» **Records provided**:
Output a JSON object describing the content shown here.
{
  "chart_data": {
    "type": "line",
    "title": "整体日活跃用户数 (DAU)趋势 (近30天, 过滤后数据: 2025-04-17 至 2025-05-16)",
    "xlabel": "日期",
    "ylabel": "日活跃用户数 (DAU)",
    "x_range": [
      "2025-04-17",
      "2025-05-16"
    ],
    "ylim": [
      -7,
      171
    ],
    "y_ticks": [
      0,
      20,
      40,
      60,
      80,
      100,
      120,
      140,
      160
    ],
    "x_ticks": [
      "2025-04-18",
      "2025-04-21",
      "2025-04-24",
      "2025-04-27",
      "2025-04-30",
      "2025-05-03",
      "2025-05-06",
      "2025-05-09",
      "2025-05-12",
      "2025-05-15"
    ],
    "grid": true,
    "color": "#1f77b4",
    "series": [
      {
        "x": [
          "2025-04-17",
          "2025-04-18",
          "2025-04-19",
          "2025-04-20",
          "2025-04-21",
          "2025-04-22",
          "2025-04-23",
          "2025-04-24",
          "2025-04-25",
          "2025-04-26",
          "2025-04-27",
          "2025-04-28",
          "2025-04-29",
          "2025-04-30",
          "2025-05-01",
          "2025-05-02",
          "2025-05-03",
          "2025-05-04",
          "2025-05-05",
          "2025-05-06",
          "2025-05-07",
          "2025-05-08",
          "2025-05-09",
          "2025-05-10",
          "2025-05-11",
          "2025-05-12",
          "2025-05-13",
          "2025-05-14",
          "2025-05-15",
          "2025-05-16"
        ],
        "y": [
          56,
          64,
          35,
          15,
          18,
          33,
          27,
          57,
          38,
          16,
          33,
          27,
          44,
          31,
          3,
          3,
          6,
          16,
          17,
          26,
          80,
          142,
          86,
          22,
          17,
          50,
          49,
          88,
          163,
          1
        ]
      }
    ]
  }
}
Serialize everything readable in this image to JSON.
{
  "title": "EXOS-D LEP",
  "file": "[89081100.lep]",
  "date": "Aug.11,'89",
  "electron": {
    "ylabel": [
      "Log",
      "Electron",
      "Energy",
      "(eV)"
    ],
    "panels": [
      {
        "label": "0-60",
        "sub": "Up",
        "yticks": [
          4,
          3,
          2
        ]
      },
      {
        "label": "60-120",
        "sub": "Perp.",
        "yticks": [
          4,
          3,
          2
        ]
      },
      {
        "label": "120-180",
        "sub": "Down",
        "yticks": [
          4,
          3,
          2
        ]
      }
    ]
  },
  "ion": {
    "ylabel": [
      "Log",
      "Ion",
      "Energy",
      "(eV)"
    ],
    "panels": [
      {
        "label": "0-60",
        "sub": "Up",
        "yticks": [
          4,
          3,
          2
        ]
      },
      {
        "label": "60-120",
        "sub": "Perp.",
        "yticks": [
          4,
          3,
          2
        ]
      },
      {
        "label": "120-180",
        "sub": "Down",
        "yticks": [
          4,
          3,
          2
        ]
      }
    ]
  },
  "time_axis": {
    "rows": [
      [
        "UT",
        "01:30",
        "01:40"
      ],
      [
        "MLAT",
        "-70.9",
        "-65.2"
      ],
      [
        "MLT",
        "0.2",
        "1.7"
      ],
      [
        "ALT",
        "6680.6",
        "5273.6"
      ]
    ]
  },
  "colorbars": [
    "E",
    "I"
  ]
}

» **What the exercise asks**: Return the lines above exactly, keeping every word.

» **Result of the exercise**:
Output a JSON object describing the content shown here.
{
  "chart_data": {
    "type": "line",
    "title": "整体日活跃用户数 (DAU)趋势 (近30天, 过滤后数据: 2025-04-17 至 2025-05-16)",
    "xlabel": "日期",
    "ylabel": "日活跃用户数 (DAU)",
    "x_range": [
      "2025-04-17",
      "2025-05-16"
    ],
    "ylim": [
      -7,
      171
    ],
    "y_ticks": [
      0,
      20,
      40,
      60,
      80,
      100,
      120,
      140,
      160
    ],
    "x_ticks": [
      "2025-04-18",
      "2025-04-21",
      "2025-04-24",
      "2025-04-27",
      "2025-04-30",
      "2025-05-03",
      "2025-05-06",
      "2025-05-09",
      "2025-05-12",
      "2025-05-15"
    ],
    "grid": true,
    "color": "#1f77b4",
    "series": [
      {
        "x": [
          "2025-04-17",
          "2025-04-18",
          "2025-04-19",
          "2025-04-20",
          "2025-04-21",
          "2025-04-22",
          "2025-04-23",
          "2025-04-24",
          "2025-04-25",
          "2025-04-26",
          "2025-04-27",
          "2025-04-28",
          "2025-04-29",
          "2025-04-30",
          "2025-05-01",
          "2025-05-02",
          "2025-05-03",
          "2025-05-04",
          "2025-05-05",
          "2025-05-06",
          "2025-05-07",
          "2025-05-08",
          "2025-05-09",
          "2025-05-10",
          "2025-05-11",
          "2025-05-12",
          "2025-05-13",
          "2025-05-14",
          "2025-05-15",
          "2025-05-16"
        ],
        "y": [
          56,
          64,
          35,
          15,
          18,
          33,
          27,
          57,
          38,
          16,
          33,
          27,
          44,
          31,
          3,
          3,
          6,
          16,
          17,
          26,
          80,
          142,
          86,
          22,
          17,
          50,
          49,
          88,
          163,
          1
        ]
      }
    ]
  }
}
Serialize everything readable in this image to JSON.
{
  "title": "EXOS-D LEP",
  "file": "[89081100.lep]",
  "date": "Aug.11,'89",
  "electron": {
    "ylabel": [
      "Log",
      "Electron",
      "Energy",
      "(eV)"
    ],
    "panels": [
      {
        "label": "0-60",
        "sub": "Up",
        "yticks": [
          4,
          3,
          2
        ]
      },
      {
        "label": "60-120",
        "sub": "Perp.",
        "yticks": [
          4,
          3,
          2
        ]
      },
      {
        "label": "120-180",
        "sub": "Down",
        "yticks": [
          4,
          3,
          2
        ]
      }
    ]
  },
  "ion": {
    "ylabel": [
      "Log",
      "Ion",
      "Energy",
      "(eV)"
    ],
    "panels": [
      {
        "label": "0-60",
        "sub": "Up",
        "yticks": [
          4,
          3,
          2
        ]
      },
      {
        "label": "60-120",
        "sub": "Perp.",
        "yticks": [
          4,
          3,
          2
        ]
      },
      {
        "label": "120-180",
        "sub": "Down",
        "yticks": [
          4,
          3,
          2
        ]
      }
    ]
  },
  "time_axis": {
    "rows": [
      [
        "UT",
        "01:30",
        "01:40"
      ],
      [
        "MLAT",
        "-70.9",
        "-65.2"
      ],
      [
        "MLT",
        "0.2",
        "1.7"
      ],
      [
        "ALT",
        "6680.6",
        "5273.6"
      ]
    ]
  },
  "colorbars": [
    "E",
    "I"
  ]
}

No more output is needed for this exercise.